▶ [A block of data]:
____

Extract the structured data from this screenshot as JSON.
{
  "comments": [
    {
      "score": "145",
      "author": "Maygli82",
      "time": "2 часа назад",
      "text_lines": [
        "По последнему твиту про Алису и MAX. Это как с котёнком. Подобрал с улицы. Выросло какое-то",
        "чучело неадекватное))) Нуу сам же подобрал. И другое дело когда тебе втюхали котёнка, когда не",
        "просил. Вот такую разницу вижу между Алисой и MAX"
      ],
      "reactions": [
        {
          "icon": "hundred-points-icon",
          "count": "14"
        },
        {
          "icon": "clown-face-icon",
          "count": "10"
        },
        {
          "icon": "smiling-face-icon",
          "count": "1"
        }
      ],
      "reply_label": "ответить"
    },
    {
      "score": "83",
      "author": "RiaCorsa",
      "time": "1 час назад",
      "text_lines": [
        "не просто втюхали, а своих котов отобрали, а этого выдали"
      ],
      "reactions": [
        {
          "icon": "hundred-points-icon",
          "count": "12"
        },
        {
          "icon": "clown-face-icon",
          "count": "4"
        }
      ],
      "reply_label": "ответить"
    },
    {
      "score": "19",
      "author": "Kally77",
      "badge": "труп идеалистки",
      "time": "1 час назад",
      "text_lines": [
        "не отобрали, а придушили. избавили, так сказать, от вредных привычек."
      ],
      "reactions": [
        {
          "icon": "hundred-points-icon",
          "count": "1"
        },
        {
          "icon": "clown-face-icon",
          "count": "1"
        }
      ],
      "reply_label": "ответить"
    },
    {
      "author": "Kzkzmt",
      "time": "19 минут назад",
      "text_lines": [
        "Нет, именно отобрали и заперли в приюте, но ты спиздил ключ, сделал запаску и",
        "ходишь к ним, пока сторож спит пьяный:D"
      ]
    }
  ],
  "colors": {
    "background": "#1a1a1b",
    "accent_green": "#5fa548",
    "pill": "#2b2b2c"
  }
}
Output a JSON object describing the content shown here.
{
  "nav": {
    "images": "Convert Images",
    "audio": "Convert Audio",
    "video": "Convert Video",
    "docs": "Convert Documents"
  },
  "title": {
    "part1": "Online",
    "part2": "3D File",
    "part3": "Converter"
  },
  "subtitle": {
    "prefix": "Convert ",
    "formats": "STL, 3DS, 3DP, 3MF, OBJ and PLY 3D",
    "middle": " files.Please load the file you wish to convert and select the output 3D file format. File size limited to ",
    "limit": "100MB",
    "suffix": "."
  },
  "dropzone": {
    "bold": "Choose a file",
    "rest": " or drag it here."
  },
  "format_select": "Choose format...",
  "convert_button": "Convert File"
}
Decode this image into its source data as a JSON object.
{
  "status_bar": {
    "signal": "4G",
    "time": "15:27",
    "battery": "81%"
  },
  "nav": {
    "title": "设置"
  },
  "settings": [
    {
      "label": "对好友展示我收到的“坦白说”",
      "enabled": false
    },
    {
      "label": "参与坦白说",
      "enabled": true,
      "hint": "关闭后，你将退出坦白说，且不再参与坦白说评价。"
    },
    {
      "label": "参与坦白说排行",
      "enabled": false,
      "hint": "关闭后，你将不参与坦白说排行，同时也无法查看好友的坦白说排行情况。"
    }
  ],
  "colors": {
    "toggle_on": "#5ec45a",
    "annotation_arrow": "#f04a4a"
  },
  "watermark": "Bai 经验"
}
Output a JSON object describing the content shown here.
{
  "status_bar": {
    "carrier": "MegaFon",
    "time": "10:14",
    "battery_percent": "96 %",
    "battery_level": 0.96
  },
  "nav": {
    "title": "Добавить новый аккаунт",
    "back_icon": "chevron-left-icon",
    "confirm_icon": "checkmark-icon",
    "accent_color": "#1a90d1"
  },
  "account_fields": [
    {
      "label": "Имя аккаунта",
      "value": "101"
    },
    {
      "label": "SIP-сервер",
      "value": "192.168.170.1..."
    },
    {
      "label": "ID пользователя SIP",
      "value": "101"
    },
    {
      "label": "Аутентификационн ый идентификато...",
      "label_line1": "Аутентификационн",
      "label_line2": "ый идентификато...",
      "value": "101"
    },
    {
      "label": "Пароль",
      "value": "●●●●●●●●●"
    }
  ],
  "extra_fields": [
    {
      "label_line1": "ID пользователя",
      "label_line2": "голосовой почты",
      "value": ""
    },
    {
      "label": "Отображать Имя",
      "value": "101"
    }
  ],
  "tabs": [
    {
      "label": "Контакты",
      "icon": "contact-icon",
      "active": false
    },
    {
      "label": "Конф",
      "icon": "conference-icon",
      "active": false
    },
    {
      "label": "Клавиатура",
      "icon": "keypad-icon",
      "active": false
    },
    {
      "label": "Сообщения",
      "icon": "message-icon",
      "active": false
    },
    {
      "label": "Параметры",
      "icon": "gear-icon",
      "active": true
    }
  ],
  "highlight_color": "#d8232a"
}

____

▶ [EXERCISE OBJECTIVE]: Copy out every line of the data above, exactly as given.

▶ [THE RESULT]:
Extract the structured data from this screenshot as JSON.
{
  "comments": [
    {
      "score": "145",
      "author": "Maygli82",
      "time": "2 часа назад",
      "text_lines": [
        "По последнему твиту про Алису и MAX. Это как с котёнком. Подобрал с улицы. Выросло какое-то",
        "чучело неадекватное))) Нуу сам же подобрал. И другое дело когда тебе втюхали котёнка, когда не",
        "просил. Вот такую разницу вижу между Алисой и MAX"
      ],
      "reactions": [
        {
          "icon": "hundred-points-icon",
          "count": "14"
        },
        {
          "icon": "clown-face-icon",
          "count": "10"
        },
        {
          "icon": "smiling-face-icon",
          "count": "1"
        }
      ],
      "reply_label": "ответить"
    },
    {
      "score": "83",
      "author": "RiaCorsa",
      "time": "1 час назад",
      "text_lines": [
        "не просто втюхали, а своих котов отобрали, а этого выдали"
      ],
      "reactions": [
        {
          "icon": "hundred-points-icon",
          "count": "12"
        },
        {
          "icon": "clown-face-icon",
          "count": "4"
        }
      ],
      "reply_label": "ответить"
    },
    {
      "score": "19",
      "author": "Kally77",
      "badge": "труп идеалистки",
      "time": "1 час назад",
      "text_lines": [
        "не отобрали, а придушили. избавили, так сказать, от вредных привычек."
      ],
      "reactions": [
        {
          "icon": "hundred-points-icon",
          "count": "1"
        },
        {
          "icon": "clown-face-icon",
          "count": "1"
        }
      ],
      "reply_label": "ответить"
    },
    {
      "author": "Kzkzmt",
      "time": "19 минут назад",
      "text_lines": [
        "Нет, именно отобрали и заперли в приюте, но ты спиздил ключ, сделал запаску и",
        "ходишь к ним, пока сторож спит пьяный:D"
      ]
    }
  ],
  "colors": {
    "background": "#1a1a1b",
    "accent_green": "#5fa548",
    "pill": "#2b2b2c"
  }
}
Output a JSON object describing the content shown here.
{
  "nav": {
    "images": "Convert Images",
    "audio": "Convert Audio",
    "video": "Convert Video",
    "docs": "Convert Documents"
  },
  "title": {
    "part1": "Online",
    "part2": "3D File",
    "part3": "Converter"
  },
  "subtitle": {
    "prefix": "Convert ",
    "formats": "STL, 3DS, 3DP, 3MF, OBJ and PLY 3D",
    "middle": " files.Please load the file you wish to convert and select the output 3D file format. File size limited to ",
    "limit": "100MB",
    "suffix": "."
  },
  "dropzone": {
    "bold": "Choose a file",
    "rest": " or drag it here."
  },
  "format_select": "Choose format...",
  "convert_button": "Convert File"
}
Decode this image into its source data as a JSON object.
{
  "status_bar": {
    "signal": "4G",
    "time": "15:27",
    "battery": "81%"
  },
  "nav": {
    "title": "设置"
  },
  "settings": [
    {
      "label": "对好友展示我收到的“坦白说”",
      "enabled": false
    },
    {
      "label": "参与坦白说",
      "enabled": true,
      "hint": "关闭后，你将退出坦白说，且不再参与坦白说评价。"
    },
    {
      "label": "参与坦白说排行",
      "enabled": false,
      "hint": "关闭后，你将不参与坦白说排行，同时也无法查看好友的坦白说排行情况。"
    }
  ],
  "colors": {
    "toggle_on": "#5ec45a",
    "annotation_arrow": "#f04a4a"
  },
  "watermark": "Bai 经验"
}
Output a JSON object describing the content shown here.
{
  "status_bar": {
    "carrier": "MegaFon",
    "time": "10:14",
    "battery_percent": "96 %",
    "battery_level": 0.96
  },
  "nav": {
    "title": "Добавить новый аккаунт",
    "back_icon": "chevron-left-icon",
    "confirm_icon": "checkmark-icon",
    "accent_color": "#1a90d1"
  },
  "account_fields": [
    {
      "label": "Имя аккаунта",
      "value": "101"
    },
    {
      "label": "SIP-сервер",
      "value": "192.168.170.1..."
    },
    {
      "label": "ID пользователя SIP",
      "value": "101"
    },
    {
      "label": "Аутентификационн ый идентификато...",
      "label_line1": "Аутентификационн",
      "label_line2": "ый идентификато...",
      "value": "101"
    },
    {
      "label": "Пароль",
      "value": "●●●●●●●●●"
    }
  ],
  "extra_fields": [
    {
      "label_line1": "ID пользователя",
      "label_line2": "голосовой почты",
      "value": ""
    },
    {
      "label": "Отображать Имя",
      "value": "101"
    }
  ],
  "tabs": [
    {
      "label": "Контакты",
      "icon": "contact-icon",
      "active": false
    },
    {
      "label": "Конф",
      "icon": "conference-icon",
      "active": false
    },
    {
      "label": "Клавиатура",
      "icon": "keypad-icon",
      "active": false
    },
    {
      "label": "Сообщения",
      "icon": "message-icon",
      "active": false
    },
    {
      "label": "Параметры",
      "icon": "gear-icon",
      "active": true
    }
  ],
  "highlight_color": "#d8232a"
}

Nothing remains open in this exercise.